- **Exercise task**: From the resizable arrays notes, reproduce the part that opens with the words containing "Cost analysis: Insert" and closes with "copy $i$ elements.", switching "copy" to "move" throughout.

- **Selected passage**:

Resizable Arrays

Definition: A resizable array $A$ represents $n$ fixed-size elements, each assigned a unique index from $0$ to $n-1$ to support $\text{Locate}(i)$: determines the location of $A[i]$ $\text{Insert}(x):$ store $x$ in $A[n]$, and increment $n$ $\text{Delete}$: discard $A[n-1]$, decrementing $n$

Vector?

No deletion

Strategy: upon inserting an element into a full array, allocate a new array with twice the size, and copy all the elements, including the new one, over. Define: $n$: the number of elements in $A$ $s$: the capacity of $A$ Load factor $\alpha = \frac{n}{s}$ when $A$ is nonempty, and $=1$ otherwise. $\alpha$ is always $\geq \frac{1}{2}$

Pseudocode: $\text{Insert}(x)$: If $s=0$ allocate $A$ with $1$ slot $s \leftarrow 1$ If $n=s$ allocate $A'$ with $2s$ slots copy all elements of $A$ into $A'$ deallocate $A$ $A' \leftarrow A$ $s \leftarrow 2s$ $A[n] \leftarrow x$ $n \leftarrow n+1$

Cost analysis: Insert If $A$ is not full for the $it$th insert, we simply copy one element, and the cost is $1$. Otherwise, the cost is $i$ because we copy $i$ elements.

[[Amortized Analysis]]: Let $A_{i}$ denote the array $A$ after the $i$th insert. What should we define our potential as? Idea 1: $\phi(A_{i}) = n$ Problem: $\phi(A_{i}) - \phi(A_{i-1}) = 1$ Idea 2: $\phi(A_{i}) = n-s$ Problem: $\phi(A_{i}) \leq 0$ Idea 3: $\phi(A_{i}) = 2n - s$ $\phi(A_{0}) = 0$ And $\phi(A_{i}) \geq 0$ for all $i$ ==Good!==

To analyze the amortized cost, $a_{i}$, of the $i$th insert, let $n_{i}$ denote the number of elements stored in $A_{i}$ and $S_{i}$ denote the total size of $A_{i}$.

- **Information shown**:
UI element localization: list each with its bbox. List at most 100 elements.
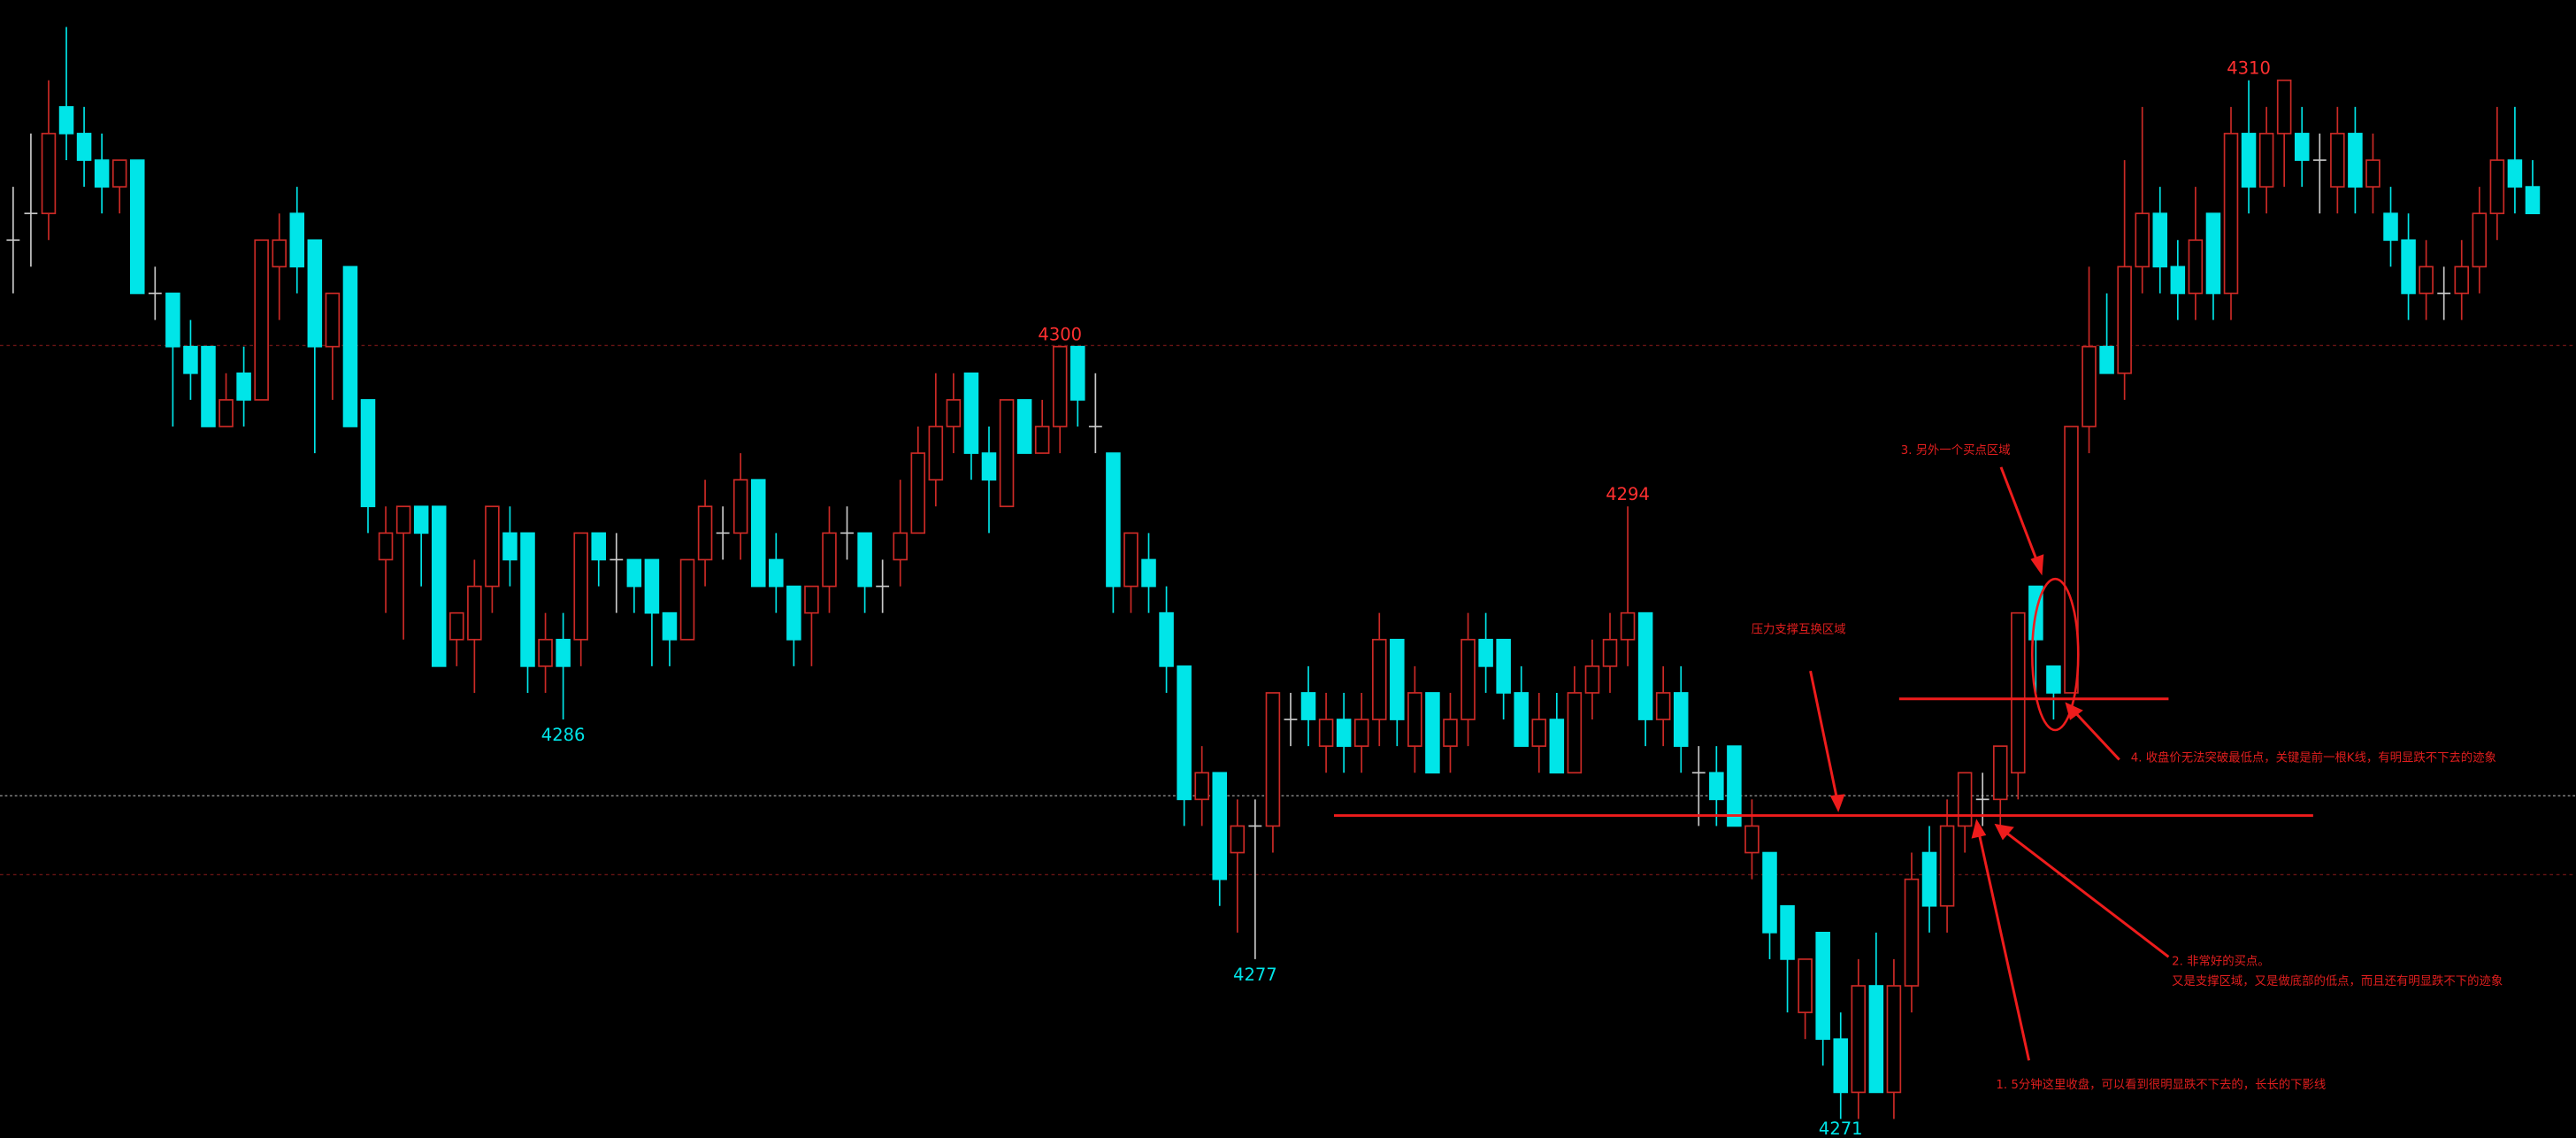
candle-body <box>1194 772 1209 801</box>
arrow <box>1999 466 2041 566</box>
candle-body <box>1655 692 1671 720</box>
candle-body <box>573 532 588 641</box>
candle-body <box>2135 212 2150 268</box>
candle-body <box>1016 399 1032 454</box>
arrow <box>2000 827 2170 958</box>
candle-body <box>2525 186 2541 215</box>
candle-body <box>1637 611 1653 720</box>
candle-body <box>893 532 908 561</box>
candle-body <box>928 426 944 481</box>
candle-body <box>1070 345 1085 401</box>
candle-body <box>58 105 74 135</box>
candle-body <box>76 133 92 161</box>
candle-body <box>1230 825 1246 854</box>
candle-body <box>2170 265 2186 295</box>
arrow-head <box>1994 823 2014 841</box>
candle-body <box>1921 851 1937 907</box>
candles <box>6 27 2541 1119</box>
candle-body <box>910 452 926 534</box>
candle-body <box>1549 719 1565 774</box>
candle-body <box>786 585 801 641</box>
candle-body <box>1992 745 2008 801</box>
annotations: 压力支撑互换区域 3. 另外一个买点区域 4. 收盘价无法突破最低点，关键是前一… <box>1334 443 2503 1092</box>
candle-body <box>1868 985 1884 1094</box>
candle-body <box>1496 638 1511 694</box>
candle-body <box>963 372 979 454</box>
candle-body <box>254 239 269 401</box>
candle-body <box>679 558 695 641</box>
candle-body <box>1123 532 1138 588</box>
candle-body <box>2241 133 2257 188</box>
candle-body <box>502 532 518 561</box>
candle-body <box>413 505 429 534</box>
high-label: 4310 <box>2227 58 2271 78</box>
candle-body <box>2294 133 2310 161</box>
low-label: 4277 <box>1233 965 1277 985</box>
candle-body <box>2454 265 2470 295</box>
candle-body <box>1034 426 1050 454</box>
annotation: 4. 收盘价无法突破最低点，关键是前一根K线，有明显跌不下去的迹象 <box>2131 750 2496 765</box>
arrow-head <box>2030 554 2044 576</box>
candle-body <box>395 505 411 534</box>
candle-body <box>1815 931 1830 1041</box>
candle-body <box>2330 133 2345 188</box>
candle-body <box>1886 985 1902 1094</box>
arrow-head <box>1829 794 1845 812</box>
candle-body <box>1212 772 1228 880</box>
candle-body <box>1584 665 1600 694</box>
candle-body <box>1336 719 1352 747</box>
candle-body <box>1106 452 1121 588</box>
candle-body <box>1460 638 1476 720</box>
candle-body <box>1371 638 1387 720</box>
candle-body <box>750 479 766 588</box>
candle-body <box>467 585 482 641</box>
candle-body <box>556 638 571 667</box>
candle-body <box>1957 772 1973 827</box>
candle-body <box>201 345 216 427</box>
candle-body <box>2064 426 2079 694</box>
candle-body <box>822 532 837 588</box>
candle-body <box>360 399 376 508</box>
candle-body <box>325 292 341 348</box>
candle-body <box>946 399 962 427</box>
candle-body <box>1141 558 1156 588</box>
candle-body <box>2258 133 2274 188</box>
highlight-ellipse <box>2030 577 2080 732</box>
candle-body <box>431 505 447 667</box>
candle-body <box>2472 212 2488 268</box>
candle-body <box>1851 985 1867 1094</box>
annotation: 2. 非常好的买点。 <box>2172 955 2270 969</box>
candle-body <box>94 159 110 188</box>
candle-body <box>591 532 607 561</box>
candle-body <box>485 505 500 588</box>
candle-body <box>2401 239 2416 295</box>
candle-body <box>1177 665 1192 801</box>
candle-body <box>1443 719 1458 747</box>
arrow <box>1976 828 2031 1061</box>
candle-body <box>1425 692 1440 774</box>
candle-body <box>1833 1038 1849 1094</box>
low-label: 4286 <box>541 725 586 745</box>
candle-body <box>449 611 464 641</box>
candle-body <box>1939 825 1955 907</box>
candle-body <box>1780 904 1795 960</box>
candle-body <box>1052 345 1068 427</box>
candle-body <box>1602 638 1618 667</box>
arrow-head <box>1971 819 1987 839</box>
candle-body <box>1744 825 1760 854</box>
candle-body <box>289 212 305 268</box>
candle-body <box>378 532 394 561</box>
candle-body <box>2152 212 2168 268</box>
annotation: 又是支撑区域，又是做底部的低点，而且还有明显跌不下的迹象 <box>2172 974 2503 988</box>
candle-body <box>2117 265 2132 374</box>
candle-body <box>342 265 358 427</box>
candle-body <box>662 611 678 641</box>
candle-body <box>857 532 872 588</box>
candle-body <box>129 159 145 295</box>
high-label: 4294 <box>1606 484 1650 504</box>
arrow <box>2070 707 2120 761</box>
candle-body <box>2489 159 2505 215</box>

- **Task solution**:
Cost analysis: Insert If $A$ is not full for the $it$th insert, we simply move one element, and the cost is $1$. Otherwise, the cost is $i$ because we move $i$ elements.